→ Brief:
Find and copy each line of the records where the string "JSON" shows up.

→ Records for processing:
-- Begin --
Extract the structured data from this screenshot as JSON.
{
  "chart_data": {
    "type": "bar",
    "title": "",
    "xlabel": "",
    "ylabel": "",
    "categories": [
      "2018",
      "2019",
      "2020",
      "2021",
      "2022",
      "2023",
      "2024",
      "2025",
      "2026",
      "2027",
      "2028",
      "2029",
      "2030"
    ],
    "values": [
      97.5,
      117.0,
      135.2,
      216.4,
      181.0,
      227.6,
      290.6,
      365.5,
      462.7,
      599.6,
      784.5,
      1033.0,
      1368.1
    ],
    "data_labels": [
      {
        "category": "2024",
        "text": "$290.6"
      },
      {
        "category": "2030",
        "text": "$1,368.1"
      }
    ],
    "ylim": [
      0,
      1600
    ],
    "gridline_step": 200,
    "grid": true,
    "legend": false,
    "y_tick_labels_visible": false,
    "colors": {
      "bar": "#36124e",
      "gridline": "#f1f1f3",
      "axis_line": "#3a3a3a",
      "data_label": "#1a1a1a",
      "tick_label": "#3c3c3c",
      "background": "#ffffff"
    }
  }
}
-- End --
-- Begin --
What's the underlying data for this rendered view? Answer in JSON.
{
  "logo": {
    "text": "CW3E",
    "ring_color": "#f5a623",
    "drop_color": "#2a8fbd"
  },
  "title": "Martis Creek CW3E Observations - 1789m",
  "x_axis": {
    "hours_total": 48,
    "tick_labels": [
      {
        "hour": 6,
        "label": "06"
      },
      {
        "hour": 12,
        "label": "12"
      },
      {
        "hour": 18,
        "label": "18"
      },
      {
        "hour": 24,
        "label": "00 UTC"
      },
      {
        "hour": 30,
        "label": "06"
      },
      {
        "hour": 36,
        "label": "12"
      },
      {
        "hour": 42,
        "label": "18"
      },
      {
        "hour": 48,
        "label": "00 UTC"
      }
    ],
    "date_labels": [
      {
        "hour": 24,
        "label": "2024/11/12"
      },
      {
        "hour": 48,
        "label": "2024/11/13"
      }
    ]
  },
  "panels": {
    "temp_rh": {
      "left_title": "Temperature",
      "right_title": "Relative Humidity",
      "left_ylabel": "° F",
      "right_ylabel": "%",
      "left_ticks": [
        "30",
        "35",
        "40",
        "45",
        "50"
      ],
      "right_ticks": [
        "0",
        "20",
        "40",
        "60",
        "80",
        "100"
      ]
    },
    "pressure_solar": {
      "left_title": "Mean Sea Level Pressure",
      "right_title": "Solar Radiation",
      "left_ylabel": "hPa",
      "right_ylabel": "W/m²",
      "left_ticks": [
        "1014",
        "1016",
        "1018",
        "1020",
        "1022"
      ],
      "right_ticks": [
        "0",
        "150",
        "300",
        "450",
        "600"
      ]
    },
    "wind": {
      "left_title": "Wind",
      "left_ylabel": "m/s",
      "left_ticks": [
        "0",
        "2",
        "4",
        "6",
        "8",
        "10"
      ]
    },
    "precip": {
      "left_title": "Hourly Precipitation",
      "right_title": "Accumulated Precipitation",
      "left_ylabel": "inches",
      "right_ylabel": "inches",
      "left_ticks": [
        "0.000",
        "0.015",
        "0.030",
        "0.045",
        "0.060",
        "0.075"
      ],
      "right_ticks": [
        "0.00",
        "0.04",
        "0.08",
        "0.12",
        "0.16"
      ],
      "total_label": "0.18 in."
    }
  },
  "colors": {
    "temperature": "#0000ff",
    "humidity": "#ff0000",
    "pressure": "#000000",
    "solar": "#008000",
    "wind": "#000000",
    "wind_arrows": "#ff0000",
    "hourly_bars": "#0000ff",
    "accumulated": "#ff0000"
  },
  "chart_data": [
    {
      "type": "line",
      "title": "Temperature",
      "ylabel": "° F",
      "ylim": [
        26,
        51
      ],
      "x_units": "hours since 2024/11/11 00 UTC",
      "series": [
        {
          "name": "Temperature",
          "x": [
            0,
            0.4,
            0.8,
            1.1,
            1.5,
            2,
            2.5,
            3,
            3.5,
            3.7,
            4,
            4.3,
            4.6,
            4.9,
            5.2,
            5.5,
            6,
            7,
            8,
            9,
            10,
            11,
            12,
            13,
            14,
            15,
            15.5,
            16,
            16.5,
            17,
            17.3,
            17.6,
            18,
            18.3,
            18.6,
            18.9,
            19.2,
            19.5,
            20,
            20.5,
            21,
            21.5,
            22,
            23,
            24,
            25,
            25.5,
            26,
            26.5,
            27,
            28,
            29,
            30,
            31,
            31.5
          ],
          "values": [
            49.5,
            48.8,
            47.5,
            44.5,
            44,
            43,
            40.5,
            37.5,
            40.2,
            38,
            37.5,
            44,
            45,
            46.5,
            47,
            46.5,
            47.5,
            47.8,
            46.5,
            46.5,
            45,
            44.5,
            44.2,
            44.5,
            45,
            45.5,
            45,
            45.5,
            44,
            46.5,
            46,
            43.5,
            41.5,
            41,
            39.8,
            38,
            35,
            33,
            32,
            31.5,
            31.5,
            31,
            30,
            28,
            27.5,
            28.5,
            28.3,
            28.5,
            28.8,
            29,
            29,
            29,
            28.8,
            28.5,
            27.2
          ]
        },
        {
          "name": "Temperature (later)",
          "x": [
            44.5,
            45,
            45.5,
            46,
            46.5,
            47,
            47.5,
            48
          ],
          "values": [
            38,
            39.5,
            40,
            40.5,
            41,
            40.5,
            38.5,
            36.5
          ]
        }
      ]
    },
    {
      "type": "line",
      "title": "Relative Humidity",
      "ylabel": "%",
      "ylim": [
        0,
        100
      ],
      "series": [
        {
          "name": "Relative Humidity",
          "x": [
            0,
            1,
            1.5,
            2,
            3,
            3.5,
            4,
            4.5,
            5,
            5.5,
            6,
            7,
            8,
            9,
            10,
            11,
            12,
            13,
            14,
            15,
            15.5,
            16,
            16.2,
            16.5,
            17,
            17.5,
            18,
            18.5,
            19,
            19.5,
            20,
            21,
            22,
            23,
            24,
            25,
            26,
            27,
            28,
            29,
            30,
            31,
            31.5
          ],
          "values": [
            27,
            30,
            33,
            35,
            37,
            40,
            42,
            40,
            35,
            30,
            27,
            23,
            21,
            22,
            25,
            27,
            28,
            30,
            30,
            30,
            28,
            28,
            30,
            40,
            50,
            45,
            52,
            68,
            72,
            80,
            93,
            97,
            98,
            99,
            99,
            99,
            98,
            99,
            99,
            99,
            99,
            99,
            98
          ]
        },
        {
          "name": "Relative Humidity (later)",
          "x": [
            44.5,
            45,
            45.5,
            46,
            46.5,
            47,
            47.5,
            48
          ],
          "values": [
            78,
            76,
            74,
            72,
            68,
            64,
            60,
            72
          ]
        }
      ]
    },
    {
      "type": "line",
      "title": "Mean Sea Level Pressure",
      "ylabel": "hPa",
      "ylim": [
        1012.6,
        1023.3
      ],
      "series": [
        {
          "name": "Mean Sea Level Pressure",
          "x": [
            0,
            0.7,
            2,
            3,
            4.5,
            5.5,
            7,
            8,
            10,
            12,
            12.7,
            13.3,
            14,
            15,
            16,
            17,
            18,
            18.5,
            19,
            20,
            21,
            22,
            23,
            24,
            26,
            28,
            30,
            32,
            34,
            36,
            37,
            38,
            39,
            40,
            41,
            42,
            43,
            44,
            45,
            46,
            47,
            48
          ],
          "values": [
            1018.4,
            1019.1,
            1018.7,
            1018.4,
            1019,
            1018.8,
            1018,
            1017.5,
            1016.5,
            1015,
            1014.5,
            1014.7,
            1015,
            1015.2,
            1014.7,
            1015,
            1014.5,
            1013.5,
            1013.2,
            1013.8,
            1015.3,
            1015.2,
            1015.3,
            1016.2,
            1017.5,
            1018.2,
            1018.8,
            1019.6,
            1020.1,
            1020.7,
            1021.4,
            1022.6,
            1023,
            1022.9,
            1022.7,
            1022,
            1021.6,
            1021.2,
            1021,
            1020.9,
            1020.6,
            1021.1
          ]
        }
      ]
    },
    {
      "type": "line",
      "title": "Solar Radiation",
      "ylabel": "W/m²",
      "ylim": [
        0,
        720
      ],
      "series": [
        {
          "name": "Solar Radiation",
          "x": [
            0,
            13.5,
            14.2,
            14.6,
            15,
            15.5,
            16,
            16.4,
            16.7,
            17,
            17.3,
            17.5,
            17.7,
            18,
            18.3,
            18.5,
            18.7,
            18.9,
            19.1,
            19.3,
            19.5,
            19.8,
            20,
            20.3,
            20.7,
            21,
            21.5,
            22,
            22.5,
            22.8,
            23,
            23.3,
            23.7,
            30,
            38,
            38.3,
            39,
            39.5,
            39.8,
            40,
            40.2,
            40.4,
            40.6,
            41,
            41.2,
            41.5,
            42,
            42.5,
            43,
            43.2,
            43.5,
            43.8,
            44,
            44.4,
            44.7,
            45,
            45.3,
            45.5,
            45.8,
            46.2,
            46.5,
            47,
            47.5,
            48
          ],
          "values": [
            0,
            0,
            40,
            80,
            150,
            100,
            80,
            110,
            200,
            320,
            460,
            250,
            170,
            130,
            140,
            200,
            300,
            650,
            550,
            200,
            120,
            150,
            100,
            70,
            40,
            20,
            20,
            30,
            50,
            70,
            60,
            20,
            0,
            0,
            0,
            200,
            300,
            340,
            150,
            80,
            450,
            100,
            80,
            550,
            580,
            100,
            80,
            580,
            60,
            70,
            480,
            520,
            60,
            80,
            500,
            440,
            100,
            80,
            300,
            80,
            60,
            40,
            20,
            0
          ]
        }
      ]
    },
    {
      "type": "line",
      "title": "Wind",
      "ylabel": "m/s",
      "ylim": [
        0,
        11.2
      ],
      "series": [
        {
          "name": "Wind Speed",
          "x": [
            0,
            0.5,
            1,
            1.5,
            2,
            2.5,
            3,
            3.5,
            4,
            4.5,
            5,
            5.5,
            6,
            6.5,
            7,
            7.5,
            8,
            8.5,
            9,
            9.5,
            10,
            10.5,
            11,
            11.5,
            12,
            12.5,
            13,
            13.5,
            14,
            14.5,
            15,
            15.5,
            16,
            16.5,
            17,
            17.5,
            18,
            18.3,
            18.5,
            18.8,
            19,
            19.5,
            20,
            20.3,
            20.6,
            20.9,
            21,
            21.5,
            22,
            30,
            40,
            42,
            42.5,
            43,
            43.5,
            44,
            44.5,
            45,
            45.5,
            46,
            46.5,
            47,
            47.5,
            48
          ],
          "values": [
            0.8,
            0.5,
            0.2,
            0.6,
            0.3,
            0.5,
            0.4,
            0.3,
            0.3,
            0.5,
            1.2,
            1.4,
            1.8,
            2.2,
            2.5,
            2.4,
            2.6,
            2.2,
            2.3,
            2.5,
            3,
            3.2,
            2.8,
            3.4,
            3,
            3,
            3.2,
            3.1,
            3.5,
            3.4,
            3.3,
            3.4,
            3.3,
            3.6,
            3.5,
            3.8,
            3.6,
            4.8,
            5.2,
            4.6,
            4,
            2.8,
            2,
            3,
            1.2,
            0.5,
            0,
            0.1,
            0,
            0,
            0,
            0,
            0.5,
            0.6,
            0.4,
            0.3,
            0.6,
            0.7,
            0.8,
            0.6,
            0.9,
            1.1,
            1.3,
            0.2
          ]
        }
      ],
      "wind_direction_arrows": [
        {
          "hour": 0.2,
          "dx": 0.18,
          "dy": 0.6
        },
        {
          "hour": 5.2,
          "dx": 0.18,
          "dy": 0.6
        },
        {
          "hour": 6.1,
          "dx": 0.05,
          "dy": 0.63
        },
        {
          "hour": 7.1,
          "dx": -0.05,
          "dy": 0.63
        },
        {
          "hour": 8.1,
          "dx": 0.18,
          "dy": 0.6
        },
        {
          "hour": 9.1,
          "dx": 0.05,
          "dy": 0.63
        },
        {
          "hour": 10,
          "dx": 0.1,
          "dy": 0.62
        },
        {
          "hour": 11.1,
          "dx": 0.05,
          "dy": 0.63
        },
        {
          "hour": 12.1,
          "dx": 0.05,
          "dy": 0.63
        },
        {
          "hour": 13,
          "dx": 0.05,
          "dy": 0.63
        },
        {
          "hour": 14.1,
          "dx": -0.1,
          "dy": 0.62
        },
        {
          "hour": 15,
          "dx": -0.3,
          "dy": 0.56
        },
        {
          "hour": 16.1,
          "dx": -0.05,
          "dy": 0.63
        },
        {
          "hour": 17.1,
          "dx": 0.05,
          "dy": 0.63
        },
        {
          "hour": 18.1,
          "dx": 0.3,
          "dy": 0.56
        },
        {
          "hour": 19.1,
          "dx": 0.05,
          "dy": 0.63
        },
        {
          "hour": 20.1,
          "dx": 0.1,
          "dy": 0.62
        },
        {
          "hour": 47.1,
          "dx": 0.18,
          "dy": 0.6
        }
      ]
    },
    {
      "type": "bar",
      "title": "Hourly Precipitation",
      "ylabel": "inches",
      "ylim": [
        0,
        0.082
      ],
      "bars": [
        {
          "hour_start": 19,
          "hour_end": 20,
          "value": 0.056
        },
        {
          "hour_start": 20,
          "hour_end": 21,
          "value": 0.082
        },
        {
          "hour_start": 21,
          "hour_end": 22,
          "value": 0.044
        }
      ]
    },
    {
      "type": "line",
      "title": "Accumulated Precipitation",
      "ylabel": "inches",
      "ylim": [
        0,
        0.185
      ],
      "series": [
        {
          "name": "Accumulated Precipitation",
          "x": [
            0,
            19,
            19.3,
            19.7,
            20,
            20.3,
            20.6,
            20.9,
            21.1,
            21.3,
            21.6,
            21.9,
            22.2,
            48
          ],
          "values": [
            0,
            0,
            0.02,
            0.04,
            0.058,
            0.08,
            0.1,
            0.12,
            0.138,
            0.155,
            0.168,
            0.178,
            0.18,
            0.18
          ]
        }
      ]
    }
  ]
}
-- End --
→ Full response:
Extract the structured data from this screenshot as JSON.
What's the underlying data for this rendered view? Answer in JSON.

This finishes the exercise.